Data items:
● ● ● ● ● ● ●

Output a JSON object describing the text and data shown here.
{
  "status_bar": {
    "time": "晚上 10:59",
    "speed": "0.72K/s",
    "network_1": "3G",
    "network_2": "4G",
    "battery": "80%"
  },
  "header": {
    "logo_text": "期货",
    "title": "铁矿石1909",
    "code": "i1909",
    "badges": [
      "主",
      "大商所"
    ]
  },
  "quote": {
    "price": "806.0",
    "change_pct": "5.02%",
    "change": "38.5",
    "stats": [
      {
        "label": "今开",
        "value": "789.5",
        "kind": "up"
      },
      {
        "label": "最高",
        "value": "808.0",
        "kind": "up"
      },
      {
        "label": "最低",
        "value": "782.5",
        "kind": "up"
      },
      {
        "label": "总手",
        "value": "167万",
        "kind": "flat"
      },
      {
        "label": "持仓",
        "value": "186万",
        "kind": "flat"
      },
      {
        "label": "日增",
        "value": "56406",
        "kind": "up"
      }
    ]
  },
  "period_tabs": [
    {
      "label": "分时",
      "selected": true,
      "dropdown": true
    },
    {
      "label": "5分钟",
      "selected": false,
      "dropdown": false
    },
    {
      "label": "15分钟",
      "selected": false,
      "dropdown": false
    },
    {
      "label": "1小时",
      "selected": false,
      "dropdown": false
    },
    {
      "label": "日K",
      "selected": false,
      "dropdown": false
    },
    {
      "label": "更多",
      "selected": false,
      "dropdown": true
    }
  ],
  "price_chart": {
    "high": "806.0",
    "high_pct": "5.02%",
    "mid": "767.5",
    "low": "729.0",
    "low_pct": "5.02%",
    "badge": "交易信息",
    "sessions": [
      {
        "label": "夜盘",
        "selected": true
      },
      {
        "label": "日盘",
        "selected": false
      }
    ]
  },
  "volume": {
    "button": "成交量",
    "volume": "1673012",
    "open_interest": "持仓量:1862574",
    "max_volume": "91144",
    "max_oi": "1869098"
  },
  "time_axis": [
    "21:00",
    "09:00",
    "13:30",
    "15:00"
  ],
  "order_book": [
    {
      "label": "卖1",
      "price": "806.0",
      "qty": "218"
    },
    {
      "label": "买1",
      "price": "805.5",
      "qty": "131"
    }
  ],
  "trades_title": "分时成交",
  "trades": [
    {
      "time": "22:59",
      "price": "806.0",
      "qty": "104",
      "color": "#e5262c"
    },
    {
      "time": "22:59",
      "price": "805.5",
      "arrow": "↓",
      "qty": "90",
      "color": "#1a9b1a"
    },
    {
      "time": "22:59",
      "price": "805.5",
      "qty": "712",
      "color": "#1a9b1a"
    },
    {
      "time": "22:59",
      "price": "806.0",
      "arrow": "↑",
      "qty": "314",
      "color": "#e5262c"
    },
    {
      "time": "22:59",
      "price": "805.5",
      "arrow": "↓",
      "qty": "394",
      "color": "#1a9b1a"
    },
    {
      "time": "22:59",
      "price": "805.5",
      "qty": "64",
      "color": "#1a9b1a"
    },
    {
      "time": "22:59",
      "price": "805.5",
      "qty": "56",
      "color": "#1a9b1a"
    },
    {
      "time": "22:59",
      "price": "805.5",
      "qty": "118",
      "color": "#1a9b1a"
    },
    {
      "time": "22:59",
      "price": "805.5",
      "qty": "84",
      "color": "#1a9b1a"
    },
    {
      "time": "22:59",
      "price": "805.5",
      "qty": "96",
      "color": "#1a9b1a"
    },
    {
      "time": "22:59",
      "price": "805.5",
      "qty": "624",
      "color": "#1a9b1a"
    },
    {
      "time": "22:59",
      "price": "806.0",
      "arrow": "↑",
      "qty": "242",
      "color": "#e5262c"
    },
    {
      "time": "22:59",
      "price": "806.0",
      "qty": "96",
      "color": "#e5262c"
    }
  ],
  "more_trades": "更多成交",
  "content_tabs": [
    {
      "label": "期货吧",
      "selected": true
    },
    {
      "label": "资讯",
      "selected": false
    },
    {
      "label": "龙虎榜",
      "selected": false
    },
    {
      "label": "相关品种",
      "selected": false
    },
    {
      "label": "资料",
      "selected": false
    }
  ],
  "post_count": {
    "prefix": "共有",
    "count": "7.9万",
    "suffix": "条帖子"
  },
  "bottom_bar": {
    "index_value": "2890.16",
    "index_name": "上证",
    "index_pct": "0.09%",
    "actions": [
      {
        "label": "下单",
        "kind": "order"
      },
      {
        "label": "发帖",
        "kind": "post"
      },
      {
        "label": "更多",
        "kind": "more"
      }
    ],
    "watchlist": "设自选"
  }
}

● ● ● ● ● ● ●

◆ REQUIRED TASK
Extract the complete data, matching each line exactly.

◆ ANSWER IN FULL
Output a JSON object describing the text and data shown here.
{
  "status_bar": {
    "time": "晚上 10:59",
    "speed": "0.72K/s",
    "network_1": "3G",
    "network_2": "4G",
    "battery": "80%"
  },
  "header": {
    "logo_text": "期货",
    "title": "铁矿石1909",
    "code": "i1909",
    "badges": [
      "主",
      "大商所"
    ]
  },
  "quote": {
    "price": "806.0",
    "change_pct": "5.02%",
    "change": "38.5",
    "stats": [
      {
        "label": "今开",
        "value": "789.5",
        "kind": "up"
      },
      {
        "label": "最高",
        "value": "808.0",
        "kind": "up"
      },
      {
        "label": "最低",
        "value": "782.5",
        "kind": "up"
      },
      {
        "label": "总手",
        "value": "167万",
        "kind": "flat"
      },
      {
        "label": "持仓",
        "value": "186万",
        "kind": "flat"
      },
      {
        "label": "日增",
        "value": "56406",
        "kind": "up"
      }
    ]
  },
  "period_tabs": [
    {
      "label": "分时",
      "selected": true,
      "dropdown": true
    },
    {
      "label": "5分钟",
      "selected": false,
      "dropdown": false
    },
    {
      "label": "15分钟",
      "selected": false,
      "dropdown": false
    },
    {
      "label": "1小时",
      "selected": false,
      "dropdown": false
    },
    {
      "label": "日K",
      "selected": false,
      "dropdown": false
    },
    {
      "label": "更多",
      "selected": false,
      "dropdown": true
    }
  ],
  "price_chart": {
    "high": "806.0",
    "high_pct": "5.02%",
    "mid": "767.5",
    "low": "729.0",
    "low_pct": "5.02%",
    "badge": "交易信息",
    "sessions": [
      {
        "label": "夜盘",
        "selected": true
      },
      {
        "label": "日盘",
        "selected": false
      }
    ]
  },
  "volume": {
    "button": "成交量",
    "volume": "1673012",
    "open_interest": "持仓量:1862574",
    "max_volume": "91144",
    "max_oi": "1869098"
  },
  "time_axis": [
    "21:00",
    "09:00",
    "13:30",
    "15:00"
  ],
  "order_book": [
    {
      "label": "卖1",
      "price": "806.0",
      "qty": "218"
    },
    {
      "label": "买1",
      "price": "805.5",
      "qty": "131"
    }
  ],
  "trades_title": "分时成交",
  "trades": [
    {
      "time": "22:59",
      "price": "806.0",
      "qty": "104",
      "color": "#e5262c"
    },
    {
      "time": "22:59",
      "price": "805.5",
      "arrow": "↓",
      "qty": "90",
      "color": "#1a9b1a"
    },
    {
      "time": "22:59",
      "price": "805.5",
      "qty": "712",
      "color": "#1a9b1a"
    },
    {
      "time": "22:59",
      "price": "806.0",
      "arrow": "↑",
      "qty": "314",
      "color": "#e5262c"
    },
    {
      "time": "22:59",
      "price": "805.5",
      "arrow": "↓",
      "qty": "394",
      "color": "#1a9b1a"
    },
    {
      "time": "22:59",
      "price": "805.5",
      "qty": "64",
      "color": "#1a9b1a"
    },
    {
      "time": "22:59",
      "price": "805.5",
      "qty": "56",
      "color": "#1a9b1a"
    },
    {
      "time": "22:59",
      "price": "805.5",
      "qty": "118",
      "color": "#1a9b1a"
    },
    {
      "time": "22:59",
      "price": "805.5",
      "qty": "84",
      "color": "#1a9b1a"
    },
    {
      "time": "22:59",
      "price": "805.5",
      "qty": "96",
      "color": "#1a9b1a"
    },
    {
      "time": "22:59",
      "price": "805.5",
      "qty": "624",
      "color": "#1a9b1a"
    },
    {
      "time": "22:59",
      "price": "806.0",
      "arrow": "↑",
      "qty": "242",
      "color": "#e5262c"
    },
    {
      "time": "22:59",
      "price": "806.0",
      "qty": "96",
      "color": "#e5262c"
    }
  ],
  "more_trades": "更多成交",
  "content_tabs": [
    {
      "label": "期货吧",
      "selected": true
    },
    {
      "label": "资讯",
      "selected": false
    },
    {
      "label": "龙虎榜",
      "selected": false
    },
    {
      "label": "相关品种",
      "selected": false
    },
    {
      "label": "资料",
      "selected": false
    }
  ],
  "post_count": {
    "prefix": "共有",
    "count": "7.9万",
    "suffix": "条帖子"
  },
  "bottom_bar": {
    "index_value": "2890.16",
    "index_name": "上证",
    "index_pct": "0.09%",
    "actions": [
      {
        "label": "下单",
        "kind": "order"
      },
      {
        "label": "发帖",
        "kind": "post"
      },
      {
        "label": "更多",
        "kind": "more"
      }
    ],
    "watchlist": "设自选"
  }
}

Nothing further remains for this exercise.